◆ **Your task**
Reproduce the lines of the material exactly, excluding every image.

── Record extracts

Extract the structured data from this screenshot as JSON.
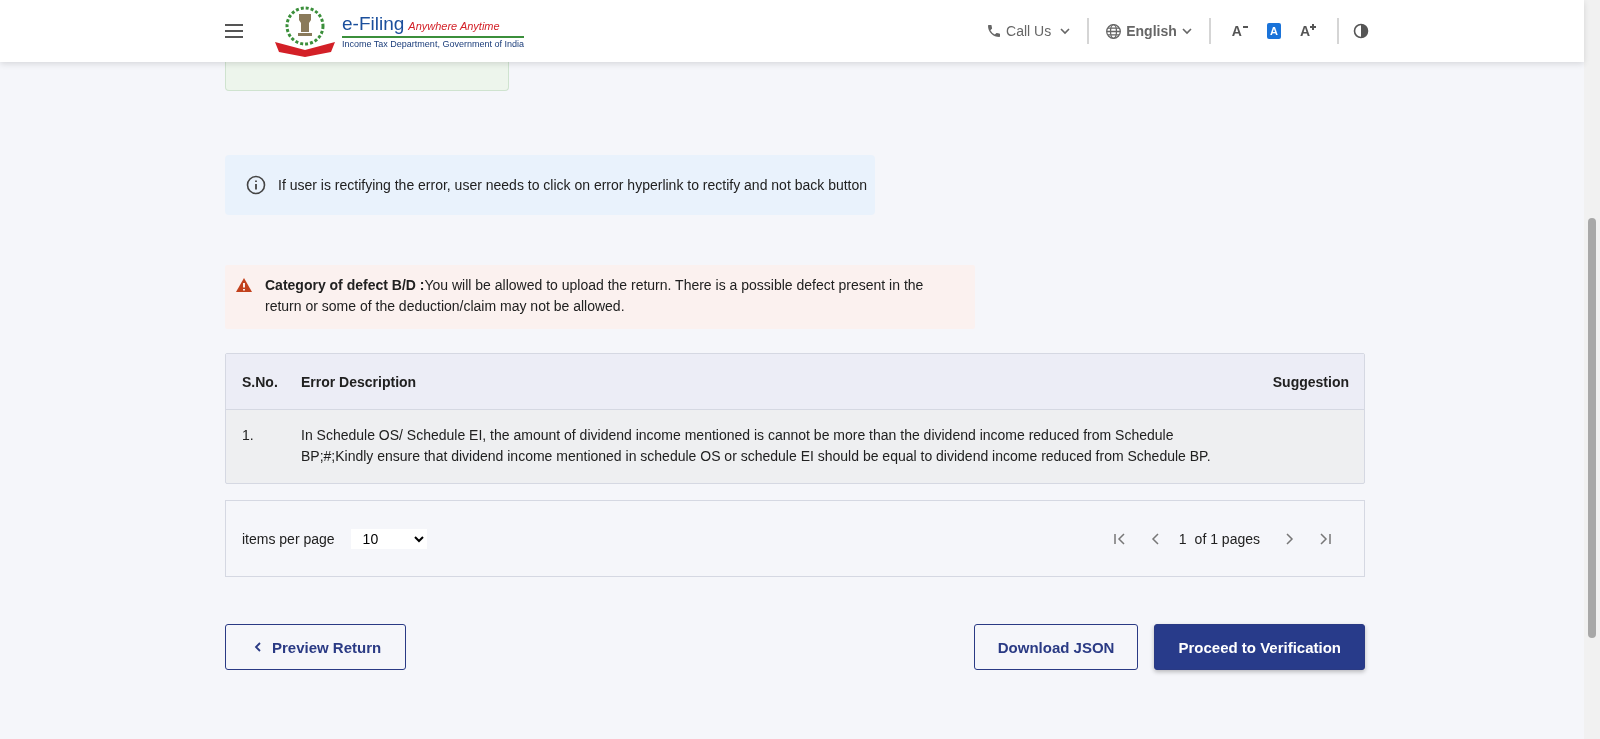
{
  "header": {
    "logo": {
      "title": "e-Filing",
      "tagline": "Anywhere Anytime",
      "subtitle": "Income Tax Department, Government of India"
    },
    "call_us": "Call Us",
    "language": "English",
    "font_controls": [
      {
        "label": "A",
        "kind": "decrease",
        "selected": false
      },
      {
        "label": "A",
        "kind": "default",
        "selected": true
      },
      {
        "label": "A",
        "kind": "increase",
        "selected": false
      }
    ]
  },
  "info_banner": {
    "text": "If user is rectifying the error, user needs to click on error hyperlink to rectify and not back button"
  },
  "defect_banner": {
    "text": "**Category of defect B/D :**You will be allowed to upload the return. There is a possible defect present in the return or some of the deduction/claim may not be allowed."
  },
  "table": {
    "columns": [
      "S.No.",
      "Error Description",
      "Suggestion"
    ],
    "rows": [
      [
        "1.",
        "In Schedule OS/ Schedule EI, the amount of dividend income mentioned is cannot be more than the dividend income reduced from Schedule BP;#;Kindly ensure that dividend income mentioned in schedule OS or schedule EI should be equal to dividend income reduced from Schedule BP.",
        ""
      ]
    ]
  },
  "pagination": {
    "items_per_page_label": "items per page",
    "items_per_page": "10",
    "current_page": "1",
    "page_total": "of 1 pages"
  },
  "buttons": [
    {
      "label": "Preview Return",
      "kind": "back"
    },
    {
      "label": "Download JSON",
      "kind": "outline"
    },
    {
      "label": "Proceed to Verification",
      "kind": "primary"
    }
  ]
}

────

◆ **Correct result**
Extract the structured data from this screenshot as JSON.
{
  "header": {
    "logo": {
      "title": "e-Filing",
      "tagline": "Anywhere Anytime",
      "subtitle": "Income Tax Department, Government of India"
    },
    "call_us": "Call Us",
    "language": "English",
    "font_controls": [
      {
        "label": "A",
        "kind": "decrease",
        "selected": false
      },
      {
        "label": "A",
        "kind": "default",
        "selected": true
      },
      {
        "label": "A",
        "kind": "increase",
        "selected": false
      }
    ]
  },
  "info_banner": {
    "text": "If user is rectifying the error, user needs to click on error hyperlink to rectify and not back button"
  },
  "defect_banner": {
    "text": "**Category of defect B/D :**You will be allowed to upload the return. There is a possible defect present in the return or some of the deduction/claim may not be allowed."
  },
  "table": {
    "columns": [
      "S.No.",
      "Error Description",
      "Suggestion"
    ],
    "rows": [
      [
        "1.",
        "In Schedule OS/ Schedule EI, the amount of dividend income mentioned is cannot be more than the dividend income reduced from Schedule BP;#;Kindly ensure that dividend income mentioned in schedule OS or schedule EI should be equal to dividend income reduced from Schedule BP.",
        ""
      ]
    ]
  },
  "pagination": {
    "items_per_page_label": "items per page",
    "items_per_page": "10",
    "current_page": "1",
    "page_total": "of 1 pages"
  },
  "buttons": [
    {
      "label": "Preview Return",
      "kind": "back"
    },
    {
      "label": "Download JSON",
      "kind": "outline"
    },
    {
      "label": "Proceed to Verification",
      "kind": "primary"
    }
  ]
}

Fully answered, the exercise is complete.